(begin)

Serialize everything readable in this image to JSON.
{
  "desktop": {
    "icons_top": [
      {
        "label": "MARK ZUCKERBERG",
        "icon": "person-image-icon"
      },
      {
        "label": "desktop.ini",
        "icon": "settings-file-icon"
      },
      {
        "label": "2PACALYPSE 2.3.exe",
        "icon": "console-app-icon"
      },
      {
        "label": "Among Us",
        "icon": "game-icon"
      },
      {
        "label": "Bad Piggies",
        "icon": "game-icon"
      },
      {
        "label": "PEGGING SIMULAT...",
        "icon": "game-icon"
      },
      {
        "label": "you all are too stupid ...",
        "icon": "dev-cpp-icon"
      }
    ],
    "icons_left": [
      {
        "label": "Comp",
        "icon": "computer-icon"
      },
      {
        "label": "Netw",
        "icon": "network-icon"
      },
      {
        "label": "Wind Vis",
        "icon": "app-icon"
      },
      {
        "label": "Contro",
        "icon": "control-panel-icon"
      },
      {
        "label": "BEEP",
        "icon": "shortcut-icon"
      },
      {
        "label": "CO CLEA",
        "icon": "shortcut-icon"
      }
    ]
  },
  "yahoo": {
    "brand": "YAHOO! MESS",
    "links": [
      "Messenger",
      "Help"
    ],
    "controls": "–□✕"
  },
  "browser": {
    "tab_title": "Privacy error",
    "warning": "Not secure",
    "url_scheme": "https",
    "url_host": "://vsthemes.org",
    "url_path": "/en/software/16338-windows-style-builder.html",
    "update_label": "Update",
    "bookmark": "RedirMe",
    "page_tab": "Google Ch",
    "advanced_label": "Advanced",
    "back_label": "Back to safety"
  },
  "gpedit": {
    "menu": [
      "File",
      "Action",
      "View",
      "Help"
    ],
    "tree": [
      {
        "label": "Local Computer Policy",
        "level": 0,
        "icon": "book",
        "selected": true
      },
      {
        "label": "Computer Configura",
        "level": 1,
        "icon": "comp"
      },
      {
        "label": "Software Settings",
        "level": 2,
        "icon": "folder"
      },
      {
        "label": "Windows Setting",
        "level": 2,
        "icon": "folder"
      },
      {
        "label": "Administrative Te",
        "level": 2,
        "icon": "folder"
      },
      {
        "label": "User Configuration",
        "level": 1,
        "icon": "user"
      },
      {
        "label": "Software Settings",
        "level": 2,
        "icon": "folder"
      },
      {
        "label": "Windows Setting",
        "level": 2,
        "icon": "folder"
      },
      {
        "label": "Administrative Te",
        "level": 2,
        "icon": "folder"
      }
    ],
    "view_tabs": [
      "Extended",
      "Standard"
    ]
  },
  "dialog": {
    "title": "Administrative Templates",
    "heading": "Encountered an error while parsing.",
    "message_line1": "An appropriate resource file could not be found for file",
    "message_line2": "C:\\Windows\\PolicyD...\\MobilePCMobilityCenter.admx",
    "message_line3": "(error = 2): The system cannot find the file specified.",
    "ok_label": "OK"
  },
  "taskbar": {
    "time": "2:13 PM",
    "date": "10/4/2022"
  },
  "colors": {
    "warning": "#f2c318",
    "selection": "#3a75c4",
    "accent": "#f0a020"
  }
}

(end)

Quote all of the entries verbatim.

Serialize everything readable in this image to JSON.
{
  "desktop": {
    "icons_top": [
      {
        "label": "MARK ZUCKERBERG",
        "icon": "person-image-icon"
      },
      {
        "label": "desktop.ini",
        "icon": "settings-file-icon"
      },
      {
        "label": "2PACALYPSE 2.3.exe",
        "icon": "console-app-icon"
      },
      {
        "label": "Among Us",
        "icon": "game-icon"
      },
      {
        "label": "Bad Piggies",
        "icon": "game-icon"
      },
      {
        "label": "PEGGING SIMULAT...",
        "icon": "game-icon"
      },
      {
        "label": "you all are too stupid ...",
        "icon": "dev-cpp-icon"
      }
    ],
    "icons_left": [
      {
        "label": "Comp",
        "icon": "computer-icon"
      },
      {
        "label": "Netw",
        "icon": "network-icon"
      },
      {
        "label": "Wind Vis",
        "icon": "app-icon"
      },
      {
        "label": "Contro",
        "icon": "control-panel-icon"
      },
      {
        "label": "BEEP",
        "icon": "shortcut-icon"
      },
      {
        "label": "CO CLEA",
        "icon": "shortcut-icon"
      }
    ]
  },
  "yahoo": {
    "brand": "YAHOO! MESS",
    "links": [
      "Messenger",
      "Help"
    ],
    "controls": "–□✕"
  },
  "browser": {
    "tab_title": "Privacy error",
    "warning": "Not secure",
    "url_scheme": "https",
    "url_host": "://vsthemes.org",
    "url_path": "/en/software/16338-windows-style-builder.html",
    "update_label": "Update",
    "bookmark": "RedirMe",
    "page_tab": "Google Ch",
    "advanced_label": "Advanced",
    "back_label": "Back to safety"
  },
  "gpedit": {
    "menu": [
      "File",
      "Action",
      "View",
      "Help"
    ],
    "tree": [
      {
        "label": "Local Computer Policy",
        "level": 0,
        "icon": "book",
        "selected": true
      },
      {
        "label": "Computer Configura",
        "level": 1,
        "icon": "comp"
      },
      {
        "label": "Software Settings",
        "level": 2,
        "icon": "folder"
      },
      {
        "label": "Windows Setting",
        "level": 2,
        "icon": "folder"
      },
      {
        "label": "Administrative Te",
        "level": 2,
        "icon": "folder"
      },
      {
        "label": "User Configuration",
        "level": 1,
        "icon": "user"
      },
      {
        "label": "Software Settings",
        "level": 2,
        "icon": "folder"
      },
      {
        "label": "Windows Setting",
        "level": 2,
        "icon": "folder"
      },
      {
        "label": "Administrative Te",
        "level": 2,
        "icon": "folder"
      }
    ],
    "view_tabs": [
      "Extended",
      "Standard"
    ]
  },
  "dialog": {
    "title": "Administrative Templates",
    "heading": "Encountered an error while parsing.",
    "message_line1": "An appropriate resource file could not be found for file",
    "message_line2": "C:\\Windows\\PolicyD...\\MobilePCMobilityCenter.admx",
    "message_line3": "(error = 2): The system cannot find the file specified.",
    "ok_label": "OK"
  },
  "taskbar": {
    "time": "2:13 PM",
    "date": "10/4/2022"
  },
  "colors": {
    "warning": "#f2c318",
    "selection": "#3a75c4",
    "accent": "#f0a020"
  }
}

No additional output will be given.